Records for processing |
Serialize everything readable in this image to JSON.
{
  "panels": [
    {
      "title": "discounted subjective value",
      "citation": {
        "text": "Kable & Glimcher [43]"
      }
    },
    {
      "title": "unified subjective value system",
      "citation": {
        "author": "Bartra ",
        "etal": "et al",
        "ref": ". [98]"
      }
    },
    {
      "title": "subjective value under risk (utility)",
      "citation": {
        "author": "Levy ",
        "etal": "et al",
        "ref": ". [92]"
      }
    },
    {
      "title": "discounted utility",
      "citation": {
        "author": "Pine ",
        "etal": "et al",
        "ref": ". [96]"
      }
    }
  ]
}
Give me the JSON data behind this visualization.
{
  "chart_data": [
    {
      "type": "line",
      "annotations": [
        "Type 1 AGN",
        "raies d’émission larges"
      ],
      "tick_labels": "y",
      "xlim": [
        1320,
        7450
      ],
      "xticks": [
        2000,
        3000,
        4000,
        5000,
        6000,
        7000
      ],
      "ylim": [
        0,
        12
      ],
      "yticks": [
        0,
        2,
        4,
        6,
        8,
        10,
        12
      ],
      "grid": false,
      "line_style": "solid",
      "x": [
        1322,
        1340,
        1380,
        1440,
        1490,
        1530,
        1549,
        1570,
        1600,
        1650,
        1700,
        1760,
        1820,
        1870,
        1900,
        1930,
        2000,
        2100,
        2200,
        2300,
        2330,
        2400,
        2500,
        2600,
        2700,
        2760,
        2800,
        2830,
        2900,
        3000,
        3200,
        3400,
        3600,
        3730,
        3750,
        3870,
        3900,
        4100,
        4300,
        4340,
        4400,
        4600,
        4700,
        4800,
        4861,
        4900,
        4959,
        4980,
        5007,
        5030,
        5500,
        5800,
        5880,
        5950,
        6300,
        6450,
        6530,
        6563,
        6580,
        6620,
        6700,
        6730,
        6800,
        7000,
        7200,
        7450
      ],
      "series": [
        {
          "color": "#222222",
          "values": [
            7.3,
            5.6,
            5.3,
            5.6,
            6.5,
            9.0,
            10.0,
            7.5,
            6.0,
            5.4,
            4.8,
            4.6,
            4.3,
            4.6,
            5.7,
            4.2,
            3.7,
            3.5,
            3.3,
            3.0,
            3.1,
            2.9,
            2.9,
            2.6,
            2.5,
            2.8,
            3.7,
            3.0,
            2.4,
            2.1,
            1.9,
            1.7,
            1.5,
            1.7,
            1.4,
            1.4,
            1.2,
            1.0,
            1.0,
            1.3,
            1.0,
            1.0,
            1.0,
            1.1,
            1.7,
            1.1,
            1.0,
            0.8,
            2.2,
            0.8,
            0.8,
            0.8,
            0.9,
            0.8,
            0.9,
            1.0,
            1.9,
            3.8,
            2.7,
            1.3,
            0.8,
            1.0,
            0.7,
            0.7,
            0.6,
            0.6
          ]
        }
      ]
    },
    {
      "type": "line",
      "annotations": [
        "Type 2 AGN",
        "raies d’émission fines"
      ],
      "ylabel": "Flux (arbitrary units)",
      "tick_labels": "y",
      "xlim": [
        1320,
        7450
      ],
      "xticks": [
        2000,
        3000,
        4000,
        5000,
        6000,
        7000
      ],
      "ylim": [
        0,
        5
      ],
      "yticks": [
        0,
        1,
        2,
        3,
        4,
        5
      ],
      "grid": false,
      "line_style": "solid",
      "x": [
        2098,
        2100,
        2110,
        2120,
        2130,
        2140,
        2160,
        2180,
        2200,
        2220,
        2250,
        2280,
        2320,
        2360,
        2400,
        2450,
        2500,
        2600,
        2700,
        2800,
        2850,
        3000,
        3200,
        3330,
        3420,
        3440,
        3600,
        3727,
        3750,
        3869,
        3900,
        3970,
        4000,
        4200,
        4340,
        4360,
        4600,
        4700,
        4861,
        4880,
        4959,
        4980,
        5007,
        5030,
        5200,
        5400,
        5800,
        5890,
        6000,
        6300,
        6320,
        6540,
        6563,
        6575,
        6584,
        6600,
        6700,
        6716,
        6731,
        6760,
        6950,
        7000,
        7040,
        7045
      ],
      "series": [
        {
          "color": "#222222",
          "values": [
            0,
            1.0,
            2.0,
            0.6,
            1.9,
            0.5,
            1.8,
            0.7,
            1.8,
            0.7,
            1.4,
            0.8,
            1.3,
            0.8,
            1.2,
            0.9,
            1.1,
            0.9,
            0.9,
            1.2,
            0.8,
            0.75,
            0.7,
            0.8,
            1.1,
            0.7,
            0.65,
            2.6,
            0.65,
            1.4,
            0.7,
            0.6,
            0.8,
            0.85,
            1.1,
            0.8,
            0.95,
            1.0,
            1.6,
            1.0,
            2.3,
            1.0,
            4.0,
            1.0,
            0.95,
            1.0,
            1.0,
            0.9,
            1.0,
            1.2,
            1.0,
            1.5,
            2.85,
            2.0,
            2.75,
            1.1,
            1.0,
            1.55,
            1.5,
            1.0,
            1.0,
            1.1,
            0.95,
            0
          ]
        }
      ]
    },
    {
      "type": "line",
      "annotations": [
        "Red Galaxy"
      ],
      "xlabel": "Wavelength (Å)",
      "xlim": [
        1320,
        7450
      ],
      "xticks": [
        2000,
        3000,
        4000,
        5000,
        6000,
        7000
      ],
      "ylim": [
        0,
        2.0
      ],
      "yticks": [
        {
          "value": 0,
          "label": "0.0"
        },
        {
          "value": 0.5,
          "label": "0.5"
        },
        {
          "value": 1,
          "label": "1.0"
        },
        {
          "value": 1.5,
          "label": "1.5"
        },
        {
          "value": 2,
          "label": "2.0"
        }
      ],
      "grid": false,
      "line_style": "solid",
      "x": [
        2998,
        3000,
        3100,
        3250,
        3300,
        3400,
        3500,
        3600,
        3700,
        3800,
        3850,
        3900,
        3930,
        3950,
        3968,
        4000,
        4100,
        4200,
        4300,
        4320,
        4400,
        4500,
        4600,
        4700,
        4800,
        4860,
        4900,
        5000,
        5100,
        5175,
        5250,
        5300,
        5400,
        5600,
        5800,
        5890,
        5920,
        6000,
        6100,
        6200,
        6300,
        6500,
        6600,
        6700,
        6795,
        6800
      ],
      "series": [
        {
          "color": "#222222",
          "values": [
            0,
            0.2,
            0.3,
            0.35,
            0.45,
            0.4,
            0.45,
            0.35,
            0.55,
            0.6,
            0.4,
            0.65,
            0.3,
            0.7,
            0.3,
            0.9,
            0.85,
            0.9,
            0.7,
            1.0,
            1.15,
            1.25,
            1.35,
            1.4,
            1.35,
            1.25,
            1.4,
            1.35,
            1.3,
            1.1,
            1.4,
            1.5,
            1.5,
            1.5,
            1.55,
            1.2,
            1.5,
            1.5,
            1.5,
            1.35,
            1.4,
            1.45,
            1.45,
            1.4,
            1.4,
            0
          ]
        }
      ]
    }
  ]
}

Direction | Print the entries exactly. Include every one.

The response |
Serialize everything readable in this image to JSON.
{
  "panels": [
    {
      "title": "discounted subjective value",
      "citation": {
        "text": "Kable & Glimcher [43]"
      }
    },
    {
      "title": "unified subjective value system",
      "citation": {
        "author": "Bartra ",
        "etal": "et al",
        "ref": ". [98]"
      }
    },
    {
      "title": "subjective value under risk (utility)",
      "citation": {
        "author": "Levy ",
        "etal": "et al",
        "ref": ". [92]"
      }
    },
    {
      "title": "discounted utility",
      "citation": {
        "author": "Pine ",
        "etal": "et al",
        "ref": ". [96]"
      }
    }
  ]
}
Give me the JSON data behind this visualization.
{
  "chart_data": [
    {
      "type": "line",
      "annotations": [
        "Type 1 AGN",
        "raies d’émission larges"
      ],
      "tick_labels": "y",
      "xlim": [
        1320,
        7450
      ],
      "xticks": [
        2000,
        3000,
        4000,
        5000,
        6000,
        7000
      ],
      "ylim": [
        0,
        12
      ],
      "yticks": [
        0,
        2,
        4,
        6,
        8,
        10,
        12
      ],
      "grid": false,
      "line_style": "solid",
      "x": [
        1322,
        1340,
        1380,
        1440,
        1490,
        1530,
        1549,
        1570,
        1600,
        1650,
        1700,
        1760,
        1820,
        1870,
        1900,
        1930,
        2000,
        2100,
        2200,
        2300,
        2330,
        2400,
        2500,
        2600,
        2700,
        2760,
        2800,
        2830,
        2900,
        3000,
        3200,
        3400,
        3600,
        3730,
        3750,
        3870,
        3900,
        4100,
        4300,
        4340,
        4400,
        4600,
        4700,
        4800,
        4861,
        4900,
        4959,
        4980,
        5007,
        5030,
        5500,
        5800,
        5880,
        5950,
        6300,
        6450,
        6530,
        6563,
        6580,
        6620,
        6700,
        6730,
        6800,
        7000,
        7200,
        7450
      ],
      "series": [
        {
          "color": "#222222",
          "values": [
            7.3,
            5.6,
            5.3,
            5.6,
            6.5,
            9.0,
            10.0,
            7.5,
            6.0,
            5.4,
            4.8,
            4.6,
            4.3,
            4.6,
            5.7,
            4.2,
            3.7,
            3.5,
            3.3,
            3.0,
            3.1,
            2.9,
            2.9,
            2.6,
            2.5,
            2.8,
            3.7,
            3.0,
            2.4,
            2.1,
            1.9,
            1.7,
            1.5,
            1.7,
            1.4,
            1.4,
            1.2,
            1.0,
            1.0,
            1.3,
            1.0,
            1.0,
            1.0,
            1.1,
            1.7,
            1.1,
            1.0,
            0.8,
            2.2,
            0.8,
            0.8,
            0.8,
            0.9,
            0.8,
            0.9,
            1.0,
            1.9,
            3.8,
            2.7,
            1.3,
            0.8,
            1.0,
            0.7,
            0.7,
            0.6,
            0.6
          ]
        }
      ]
    },
    {
      "type": "line",
      "annotations": [
        "Type 2 AGN",
        "raies d’émission fines"
      ],
      "ylabel": "Flux (arbitrary units)",
      "tick_labels": "y",
      "xlim": [
        1320,
        7450
      ],
      "xticks": [
        2000,
        3000,
        4000,
        5000,
        6000,
        7000
      ],
      "ylim": [
        0,
        5
      ],
      "yticks": [
        0,
        1,
        2,
        3,
        4,
        5
      ],
      "grid": false,
      "line_style": "solid",
      "x": [
        2098,
        2100,
        2110,
        2120,
        2130,
        2140,
        2160,
        2180,
        2200,
        2220,
        2250,
        2280,
        2320,
        2360,
        2400,
        2450,
        2500,
        2600,
        2700,
        2800,
        2850,
        3000,
        3200,
        3330,
        3420,
        3440,
        3600,
        3727,
        3750,
        3869,
        3900,
        3970,
        4000,
        4200,
        4340,
        4360,
        4600,
        4700,
        4861,
        4880,
        4959,
        4980,
        5007,
        5030,
        5200,
        5400,
        5800,
        5890,
        6000,
        6300,
        6320,
        6540,
        6563,
        6575,
        6584,
        6600,
        6700,
        6716,
        6731,
        6760,
        6950,
        7000,
        7040,
        7045
      ],
      "series": [
        {
          "color": "#222222",
          "values": [
            0,
            1.0,
            2.0,
            0.6,
            1.9,
            0.5,
            1.8,
            0.7,
            1.8,
            0.7,
            1.4,
            0.8,
            1.3,
            0.8,
            1.2,
            0.9,
            1.1,
            0.9,
            0.9,
            1.2,
            0.8,
            0.75,
            0.7,
            0.8,
            1.1,
            0.7,
            0.65,
            2.6,
            0.65,
            1.4,
            0.7,
            0.6,
            0.8,
            0.85,
            1.1,
            0.8,
            0.95,
            1.0,
            1.6,
            1.0,
            2.3,
            1.0,
            4.0,
            1.0,
            0.95,
            1.0,
            1.0,
            0.9,
            1.0,
            1.2,
            1.0,
            1.5,
            2.85,
            2.0,
            2.75,
            1.1,
            1.0,
            1.55,
            1.5,
            1.0,
            1.0,
            1.1,
            0.95,
            0
          ]
        }
      ]
    },
    {
      "type": "line",
      "annotations": [
        "Red Galaxy"
      ],
      "xlabel": "Wavelength (Å)",
      "xlim": [
        1320,
        7450
      ],
      "xticks": [
        2000,
        3000,
        4000,
        5000,
        6000,
        7000
      ],
      "ylim": [
        0,
        2.0
      ],
      "yticks": [
        {
          "value": 0,
          "label": "0.0"
        },
        {
          "value": 0.5,
          "label": "0.5"
        },
        {
          "value": 1,
          "label": "1.0"
        },
        {
          "value": 1.5,
          "label": "1.5"
        },
        {
          "value": 2,
          "label": "2.0"
        }
      ],
      "grid": false,
      "line_style": "solid",
      "x": [
        2998,
        3000,
        3100,
        3250,
        3300,
        3400,
        3500,
        3600,
        3700,
        3800,
        3850,
        3900,
        3930,
        3950,
        3968,
        4000,
        4100,
        4200,
        4300,
        4320,
        4400,
        4500,
        4600,
        4700,
        4800,
        4860,
        4900,
        5000,
        5100,
        5175,
        5250,
        5300,
        5400,
        5600,
        5800,
        5890,
        5920,
        6000,
        6100,
        6200,
        6300,
        6500,
        6600,
        6700,
        6795,
        6800
      ],
      "series": [
        {
          "color": "#222222",
          "values": [
            0,
            0.2,
            0.3,
            0.35,
            0.45,
            0.4,
            0.45,
            0.35,
            0.55,
            0.6,
            0.4,
            0.65,
            0.3,
            0.7,
            0.3,
            0.9,
            0.85,
            0.9,
            0.7,
            1.0,
            1.15,
            1.25,
            1.35,
            1.4,
            1.35,
            1.25,
            1.4,
            1.35,
            1.3,
            1.1,
            1.4,
            1.5,
            1.5,
            1.5,
            1.55,
            1.2,
            1.5,
            1.5,
            1.5,
            1.35,
            1.4,
            1.45,
            1.45,
            1.4,
            1.4,
            0
          ]
        }
      ]
    }
  ]
}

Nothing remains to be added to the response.